◆ Provided data:

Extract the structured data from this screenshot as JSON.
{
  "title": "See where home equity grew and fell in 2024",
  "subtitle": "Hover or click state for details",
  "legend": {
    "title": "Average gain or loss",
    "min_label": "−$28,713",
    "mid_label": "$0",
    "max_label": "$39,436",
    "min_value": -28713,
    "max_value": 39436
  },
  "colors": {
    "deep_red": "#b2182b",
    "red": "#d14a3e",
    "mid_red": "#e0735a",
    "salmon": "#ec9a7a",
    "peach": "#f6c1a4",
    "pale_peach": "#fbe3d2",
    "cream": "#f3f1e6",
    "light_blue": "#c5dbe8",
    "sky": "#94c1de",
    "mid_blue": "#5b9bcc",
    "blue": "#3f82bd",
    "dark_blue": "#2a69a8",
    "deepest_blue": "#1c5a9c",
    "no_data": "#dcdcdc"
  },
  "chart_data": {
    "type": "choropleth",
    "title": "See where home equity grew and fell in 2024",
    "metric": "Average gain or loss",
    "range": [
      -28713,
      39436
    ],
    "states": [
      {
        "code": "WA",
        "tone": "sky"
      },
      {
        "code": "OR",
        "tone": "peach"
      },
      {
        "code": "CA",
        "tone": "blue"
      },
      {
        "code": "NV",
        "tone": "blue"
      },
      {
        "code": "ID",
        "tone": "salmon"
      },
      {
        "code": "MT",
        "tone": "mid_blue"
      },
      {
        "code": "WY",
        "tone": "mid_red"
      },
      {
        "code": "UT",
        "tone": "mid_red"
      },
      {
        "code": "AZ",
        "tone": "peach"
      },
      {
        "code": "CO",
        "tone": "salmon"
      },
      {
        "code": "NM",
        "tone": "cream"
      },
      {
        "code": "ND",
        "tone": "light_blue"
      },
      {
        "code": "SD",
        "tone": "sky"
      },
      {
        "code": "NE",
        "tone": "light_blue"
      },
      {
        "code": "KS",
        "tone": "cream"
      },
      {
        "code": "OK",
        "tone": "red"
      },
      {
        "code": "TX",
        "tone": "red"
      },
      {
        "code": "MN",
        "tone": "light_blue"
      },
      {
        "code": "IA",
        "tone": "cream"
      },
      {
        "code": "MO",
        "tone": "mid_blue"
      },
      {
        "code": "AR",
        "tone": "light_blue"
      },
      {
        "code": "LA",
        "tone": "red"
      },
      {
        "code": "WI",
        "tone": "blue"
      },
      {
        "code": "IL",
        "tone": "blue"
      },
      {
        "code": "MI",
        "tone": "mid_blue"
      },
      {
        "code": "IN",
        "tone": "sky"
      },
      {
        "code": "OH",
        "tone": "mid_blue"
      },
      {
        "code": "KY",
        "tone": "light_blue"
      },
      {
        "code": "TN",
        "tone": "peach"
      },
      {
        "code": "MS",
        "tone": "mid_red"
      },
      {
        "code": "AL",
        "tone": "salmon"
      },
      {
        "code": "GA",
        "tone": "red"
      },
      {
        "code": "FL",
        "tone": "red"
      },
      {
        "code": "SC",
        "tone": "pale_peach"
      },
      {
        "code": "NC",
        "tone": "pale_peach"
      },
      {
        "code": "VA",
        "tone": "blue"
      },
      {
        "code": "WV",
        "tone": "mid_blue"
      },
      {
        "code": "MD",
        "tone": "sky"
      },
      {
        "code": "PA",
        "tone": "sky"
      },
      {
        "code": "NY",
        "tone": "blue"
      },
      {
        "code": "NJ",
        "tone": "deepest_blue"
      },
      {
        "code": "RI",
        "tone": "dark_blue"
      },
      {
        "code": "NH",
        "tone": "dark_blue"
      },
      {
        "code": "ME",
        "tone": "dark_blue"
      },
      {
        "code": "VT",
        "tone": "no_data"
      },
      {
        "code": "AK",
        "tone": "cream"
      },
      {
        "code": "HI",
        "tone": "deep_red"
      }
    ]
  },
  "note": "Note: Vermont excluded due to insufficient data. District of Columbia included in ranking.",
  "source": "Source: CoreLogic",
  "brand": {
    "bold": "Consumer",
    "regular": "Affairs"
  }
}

◆ What you have to do: Display every line of the listing that contains the string "grew".

◆ Answer to the problem:
  "title": "See where home equity grew and fell in 2024",
    "title": "See where home equity grew and fell in 2024",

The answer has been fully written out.